WHAT TO WORK ON — Your task is to print every entry below exactly as given.

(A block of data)
◇ ◇ ◇ ◇ ◇ ◇ ◇
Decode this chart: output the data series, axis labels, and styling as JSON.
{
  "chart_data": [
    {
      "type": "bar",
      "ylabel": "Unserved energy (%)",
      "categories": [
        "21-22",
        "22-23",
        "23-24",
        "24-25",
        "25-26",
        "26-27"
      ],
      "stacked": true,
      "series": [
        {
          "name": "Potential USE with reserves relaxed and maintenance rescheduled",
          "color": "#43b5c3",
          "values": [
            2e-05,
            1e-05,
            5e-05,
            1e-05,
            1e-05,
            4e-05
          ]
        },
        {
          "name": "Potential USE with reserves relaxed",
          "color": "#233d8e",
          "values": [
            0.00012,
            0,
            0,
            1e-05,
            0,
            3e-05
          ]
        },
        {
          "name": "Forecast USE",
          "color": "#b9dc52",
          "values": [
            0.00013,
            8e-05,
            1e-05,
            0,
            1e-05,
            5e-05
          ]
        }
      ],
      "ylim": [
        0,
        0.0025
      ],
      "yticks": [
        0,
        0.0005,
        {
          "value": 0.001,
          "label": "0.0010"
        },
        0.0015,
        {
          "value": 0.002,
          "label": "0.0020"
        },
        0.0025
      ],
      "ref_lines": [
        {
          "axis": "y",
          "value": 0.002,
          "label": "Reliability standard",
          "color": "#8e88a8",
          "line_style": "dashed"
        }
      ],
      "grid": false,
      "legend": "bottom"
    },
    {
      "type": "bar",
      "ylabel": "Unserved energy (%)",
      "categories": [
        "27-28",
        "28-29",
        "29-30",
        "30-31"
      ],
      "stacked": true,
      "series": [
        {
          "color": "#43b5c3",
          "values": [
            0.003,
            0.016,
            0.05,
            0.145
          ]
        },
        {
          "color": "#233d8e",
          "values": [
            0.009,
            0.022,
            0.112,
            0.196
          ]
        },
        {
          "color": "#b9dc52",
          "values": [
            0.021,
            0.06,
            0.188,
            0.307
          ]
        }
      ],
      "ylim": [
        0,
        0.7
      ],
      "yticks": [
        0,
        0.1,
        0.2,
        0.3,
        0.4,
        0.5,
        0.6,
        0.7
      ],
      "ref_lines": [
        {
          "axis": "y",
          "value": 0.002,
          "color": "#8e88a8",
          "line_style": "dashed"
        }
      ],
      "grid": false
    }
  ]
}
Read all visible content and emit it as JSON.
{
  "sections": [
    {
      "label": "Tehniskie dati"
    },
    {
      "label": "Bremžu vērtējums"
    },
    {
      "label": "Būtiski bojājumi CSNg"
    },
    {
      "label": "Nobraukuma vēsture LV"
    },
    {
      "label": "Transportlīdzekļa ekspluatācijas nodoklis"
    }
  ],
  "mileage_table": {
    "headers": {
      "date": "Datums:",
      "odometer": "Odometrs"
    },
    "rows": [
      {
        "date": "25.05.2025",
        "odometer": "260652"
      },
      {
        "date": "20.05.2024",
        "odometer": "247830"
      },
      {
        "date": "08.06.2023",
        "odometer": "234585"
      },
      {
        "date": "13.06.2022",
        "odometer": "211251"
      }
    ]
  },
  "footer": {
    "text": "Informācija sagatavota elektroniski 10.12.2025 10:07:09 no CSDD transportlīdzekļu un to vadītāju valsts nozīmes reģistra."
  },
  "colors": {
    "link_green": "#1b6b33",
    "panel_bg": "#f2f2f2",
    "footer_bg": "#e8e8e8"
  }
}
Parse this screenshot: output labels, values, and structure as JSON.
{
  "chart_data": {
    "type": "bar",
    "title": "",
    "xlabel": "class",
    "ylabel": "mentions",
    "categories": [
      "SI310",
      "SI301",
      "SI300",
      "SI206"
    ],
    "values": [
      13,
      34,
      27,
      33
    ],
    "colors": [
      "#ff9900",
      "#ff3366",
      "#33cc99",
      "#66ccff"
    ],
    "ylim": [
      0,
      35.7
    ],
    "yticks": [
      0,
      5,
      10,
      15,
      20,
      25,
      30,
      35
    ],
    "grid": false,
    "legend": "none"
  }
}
◇ ◇ ◇ ◇ ◇ ◇ ◇
PROBLEM SOLUTION —
Decode this chart: output the data series, axis labels, and styling as JSON.
{
  "chart_data": [
    {
      "type": "bar",
      "ylabel": "Unserved energy (%)",
      "categories": [
        "21-22",
        "22-23",
        "23-24",
        "24-25",
        "25-26",
        "26-27"
      ],
      "stacked": true,
      "series": [
        {
          "name": "Potential USE with reserves relaxed and maintenance rescheduled",
          "color": "#43b5c3",
          "values": [
            2e-05,
            1e-05,
            5e-05,
            1e-05,
            1e-05,
            4e-05
          ]
        },
        {
          "name": "Potential USE with reserves relaxed",
          "color": "#233d8e",
          "values": [
            0.00012,
            0,
            0,
            1e-05,
            0,
            3e-05
          ]
        },
        {
          "name": "Forecast USE",
          "color": "#b9dc52",
          "values": [
            0.00013,
            8e-05,
            1e-05,
            0,
            1e-05,
            5e-05
          ]
        }
      ],
      "ylim": [
        0,
        0.0025
      ],
      "yticks": [
        0,
        0.0005,
        {
          "value": 0.001,
          "label": "0.0010"
        },
        0.0015,
        {
          "value": 0.002,
          "label": "0.0020"
        },
        0.0025
      ],
      "ref_lines": [
        {
          "axis": "y",
          "value": 0.002,
          "label": "Reliability standard",
          "color": "#8e88a8",
          "line_style": "dashed"
        }
      ],
      "grid": false,
      "legend": "bottom"
    },
    {
      "type": "bar",
      "ylabel": "Unserved energy (%)",
      "categories": [
        "27-28",
        "28-29",
        "29-30",
        "30-31"
      ],
      "stacked": true,
      "series": [
        {
          "color": "#43b5c3",
          "values": [
            0.003,
            0.016,
            0.05,
            0.145
          ]
        },
        {
          "color": "#233d8e",
          "values": [
            0.009,
            0.022,
            0.112,
            0.196
          ]
        },
        {
          "color": "#b9dc52",
          "values": [
            0.021,
            0.06,
            0.188,
            0.307
          ]
        }
      ],
      "ylim": [
        0,
        0.7
      ],
      "yticks": [
        0,
        0.1,
        0.2,
        0.3,
        0.4,
        0.5,
        0.6,
        0.7
      ],
      "ref_lines": [
        {
          "axis": "y",
          "value": 0.002,
          "color": "#8e88a8",
          "line_style": "dashed"
        }
      ],
      "grid": false
    }
  ]
}
Read all visible content and emit it as JSON.
{
  "sections": [
    {
      "label": "Tehniskie dati"
    },
    {
      "label": "Bremžu vērtējums"
    },
    {
      "label": "Būtiski bojājumi CSNg"
    },
    {
      "label": "Nobraukuma vēsture LV"
    },
    {
      "label": "Transportlīdzekļa ekspluatācijas nodoklis"
    }
  ],
  "mileage_table": {
    "headers": {
      "date": "Datums:",
      "odometer": "Odometrs"
    },
    "rows": [
      {
        "date": "25.05.2025",
        "odometer": "260652"
      },
      {
        "date": "20.05.2024",
        "odometer": "247830"
      },
      {
        "date": "08.06.2023",
        "odometer": "234585"
      },
      {
        "date": "13.06.2022",
        "odometer": "211251"
      }
    ]
  },
  "footer": {
    "text": "Informācija sagatavota elektroniski 10.12.2025 10:07:09 no CSDD transportlīdzekļu un to vadītāju valsts nozīmes reģistra."
  },
  "colors": {
    "link_green": "#1b6b33",
    "panel_bg": "#f2f2f2",
    "footer_bg": "#e8e8e8"
  }
}
Parse this screenshot: output labels, values, and structure as JSON.
{
  "chart_data": {
    "type": "bar",
    "title": "",
    "xlabel": "class",
    "ylabel": "mentions",
    "categories": [
      "SI310",
      "SI301",
      "SI300",
      "SI206"
    ],
    "values": [
      13,
      34,
      27,
      33
    ],
    "colors": [
      "#ff9900",
      "#ff3366",
      "#33cc99",
      "#66ccff"
    ],
    "ylim": [
      0,
      35.7
    ],
    "yticks": [
      0,
      5,
      10,
      15,
      20,
      25,
      30,
      35
    ],
    "grid": false,
    "legend": "none"
  }
}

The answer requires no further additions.